* **제시 자료**
|---|

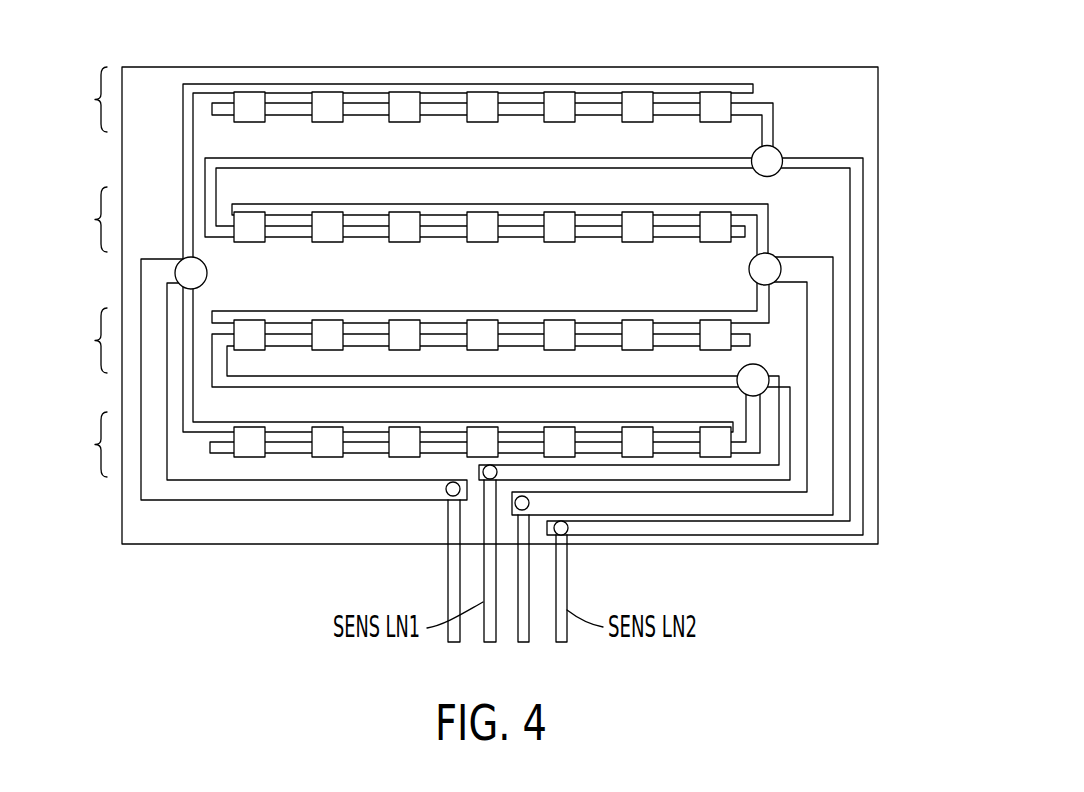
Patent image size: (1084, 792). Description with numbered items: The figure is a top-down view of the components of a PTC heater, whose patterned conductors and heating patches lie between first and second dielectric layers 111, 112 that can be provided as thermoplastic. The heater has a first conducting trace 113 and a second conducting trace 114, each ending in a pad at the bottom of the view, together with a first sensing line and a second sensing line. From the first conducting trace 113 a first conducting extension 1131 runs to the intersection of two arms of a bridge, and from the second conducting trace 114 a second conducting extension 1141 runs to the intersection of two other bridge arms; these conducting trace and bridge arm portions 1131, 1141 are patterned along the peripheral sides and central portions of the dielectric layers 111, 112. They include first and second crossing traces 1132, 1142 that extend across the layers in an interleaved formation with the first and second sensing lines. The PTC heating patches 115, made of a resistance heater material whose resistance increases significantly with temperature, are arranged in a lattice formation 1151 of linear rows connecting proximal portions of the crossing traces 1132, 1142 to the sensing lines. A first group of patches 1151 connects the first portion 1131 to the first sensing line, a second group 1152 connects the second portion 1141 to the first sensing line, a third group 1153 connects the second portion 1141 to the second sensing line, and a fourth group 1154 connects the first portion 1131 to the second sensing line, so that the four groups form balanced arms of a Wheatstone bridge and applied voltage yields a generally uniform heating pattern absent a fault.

|---|

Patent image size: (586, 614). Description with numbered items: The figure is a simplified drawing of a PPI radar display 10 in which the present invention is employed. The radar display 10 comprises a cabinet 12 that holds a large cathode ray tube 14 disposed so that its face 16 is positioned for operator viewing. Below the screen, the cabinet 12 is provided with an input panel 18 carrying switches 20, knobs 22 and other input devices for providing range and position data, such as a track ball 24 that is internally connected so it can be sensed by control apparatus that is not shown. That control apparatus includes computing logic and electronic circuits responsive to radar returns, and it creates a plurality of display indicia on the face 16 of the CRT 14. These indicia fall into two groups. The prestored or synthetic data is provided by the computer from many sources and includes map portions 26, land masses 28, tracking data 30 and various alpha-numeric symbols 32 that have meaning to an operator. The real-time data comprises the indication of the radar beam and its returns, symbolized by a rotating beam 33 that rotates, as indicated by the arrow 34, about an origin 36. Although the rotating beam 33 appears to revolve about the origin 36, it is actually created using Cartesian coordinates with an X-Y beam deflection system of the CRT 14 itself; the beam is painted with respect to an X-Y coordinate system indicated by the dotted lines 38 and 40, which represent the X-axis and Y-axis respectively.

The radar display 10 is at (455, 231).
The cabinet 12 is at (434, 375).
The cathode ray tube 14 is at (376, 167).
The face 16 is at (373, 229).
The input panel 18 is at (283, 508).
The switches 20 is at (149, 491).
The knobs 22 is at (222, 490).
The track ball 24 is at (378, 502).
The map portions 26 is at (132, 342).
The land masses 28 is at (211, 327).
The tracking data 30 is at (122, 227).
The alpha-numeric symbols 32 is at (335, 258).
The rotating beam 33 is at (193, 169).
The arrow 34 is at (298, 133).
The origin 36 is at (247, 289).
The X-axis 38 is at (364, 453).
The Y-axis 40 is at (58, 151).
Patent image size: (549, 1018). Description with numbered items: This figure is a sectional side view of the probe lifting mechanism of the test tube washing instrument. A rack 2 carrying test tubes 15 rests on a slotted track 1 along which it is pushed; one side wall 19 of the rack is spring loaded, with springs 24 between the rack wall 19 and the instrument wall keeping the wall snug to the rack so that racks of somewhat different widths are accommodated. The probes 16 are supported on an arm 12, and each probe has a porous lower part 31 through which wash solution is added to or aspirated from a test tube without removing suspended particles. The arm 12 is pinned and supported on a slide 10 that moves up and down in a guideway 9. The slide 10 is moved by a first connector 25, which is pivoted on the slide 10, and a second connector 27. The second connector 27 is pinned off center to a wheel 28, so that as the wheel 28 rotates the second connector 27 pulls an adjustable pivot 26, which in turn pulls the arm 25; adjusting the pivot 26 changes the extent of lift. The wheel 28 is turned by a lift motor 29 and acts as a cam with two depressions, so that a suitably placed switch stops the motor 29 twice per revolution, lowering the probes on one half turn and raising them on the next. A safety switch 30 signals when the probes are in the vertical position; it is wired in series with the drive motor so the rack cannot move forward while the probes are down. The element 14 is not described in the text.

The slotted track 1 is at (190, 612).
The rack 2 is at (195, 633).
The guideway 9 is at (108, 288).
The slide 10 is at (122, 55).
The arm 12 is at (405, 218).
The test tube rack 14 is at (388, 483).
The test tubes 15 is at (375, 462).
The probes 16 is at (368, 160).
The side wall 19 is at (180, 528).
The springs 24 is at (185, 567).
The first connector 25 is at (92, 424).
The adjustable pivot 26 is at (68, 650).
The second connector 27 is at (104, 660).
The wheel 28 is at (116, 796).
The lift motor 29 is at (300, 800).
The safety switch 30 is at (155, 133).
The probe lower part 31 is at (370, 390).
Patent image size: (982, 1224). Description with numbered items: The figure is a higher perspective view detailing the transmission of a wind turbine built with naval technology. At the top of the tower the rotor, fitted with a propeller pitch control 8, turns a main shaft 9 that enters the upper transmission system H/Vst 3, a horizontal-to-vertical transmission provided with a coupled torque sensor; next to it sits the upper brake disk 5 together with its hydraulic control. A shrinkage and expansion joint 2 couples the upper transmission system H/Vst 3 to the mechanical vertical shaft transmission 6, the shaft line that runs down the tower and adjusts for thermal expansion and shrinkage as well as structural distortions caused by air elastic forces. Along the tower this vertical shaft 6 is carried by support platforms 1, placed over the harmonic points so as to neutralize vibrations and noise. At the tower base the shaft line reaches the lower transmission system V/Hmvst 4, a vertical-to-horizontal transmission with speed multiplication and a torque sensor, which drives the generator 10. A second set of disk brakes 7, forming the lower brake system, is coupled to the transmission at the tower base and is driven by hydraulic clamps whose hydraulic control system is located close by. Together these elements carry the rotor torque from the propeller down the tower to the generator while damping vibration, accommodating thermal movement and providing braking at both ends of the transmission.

|---|

* **문제**
위 자료에서 "Patent image size: (549, 1018)." 문구가 있는 줄부터 "The probe lower part 31 is at (370, 390)." 문구가 있는 줄까지, 양 끝 줄을 포함한 각 줄을 한 줄에 문자열 하나씩 대응하는 JSON 목록으로 나타내시오. 빈 줄은 넣지 마시오.

* **문제 풀이**
[
  "Patent image size: (549, 1018). Description with numbered items: This figure is a sectional side view of the probe lifting mechanism of the test tube washing instrument. A rack 2 carrying test tubes 15 rests on a slotted track 1 along which it is pushed; one side wall 19 of the rack is spring loaded, with springs 24 between the rack wall 19 and the instrument wall keeping the wall snug to the rack so that racks of somewhat different widths are accommodated. The probes 16 are supported on an arm 12, and each probe has a porous lower part 31 through which wash solution is added to or aspirated from a test tube without removing suspended particles. The arm 12 is pinned and supported on a slide 10 that moves up and down in a guideway 9. The slide 10 is moved by a first connector 25, which is pivoted on the slide 10, and a second connector 27. The second connector 27 is pinned off center to a wheel 28, so that as the wheel 28 rotates the second connector 27 pulls an adjustable pivot 26, which in turn pulls the arm 25; adjusting the pivot 26 changes the extent of lift. The wheel 28 is turned by a lift motor 29 and acts as a cam with two depressions, so that a suitably placed switch stops the motor 29 twice per revolution, lowering the probes on one half turn and raising them on the next. A safety switch 30 signals when the probes are in the vertical position; it is wired in series with the drive motor so the rack cannot move forward while the probes are down. The element 14 is not described in the text.",
  "The slotted track 1 is at (190, 612).",
  "The rack 2 is at (195, 633).",
  "The guideway 9 is at (108, 288).",
  "The slide 10 is at (122, 55).",
  "The arm 12 is at (405, 218).",
  "The test tube rack 14 is at (388, 483).",
  "The test tubes 15 is at (375, 462).",
  "The probes 16 is at (368, 160).",
  "The side wall 19 is at (180, 528).",
  "The springs 24 is at (185, 567).",
  "The first connector 25 is at (92, 424).",
  "The adjustable pivot 26 is at (68, 650).",
  "The second connector 27 is at (104, 660).",
  "The wheel 28 is at (116, 796).",
  "The lift motor 29 is at (300, 800).",
  "The safety switch 30 is at (155, 133).",
  "The probe lower part 31 is at (370, 390)."
]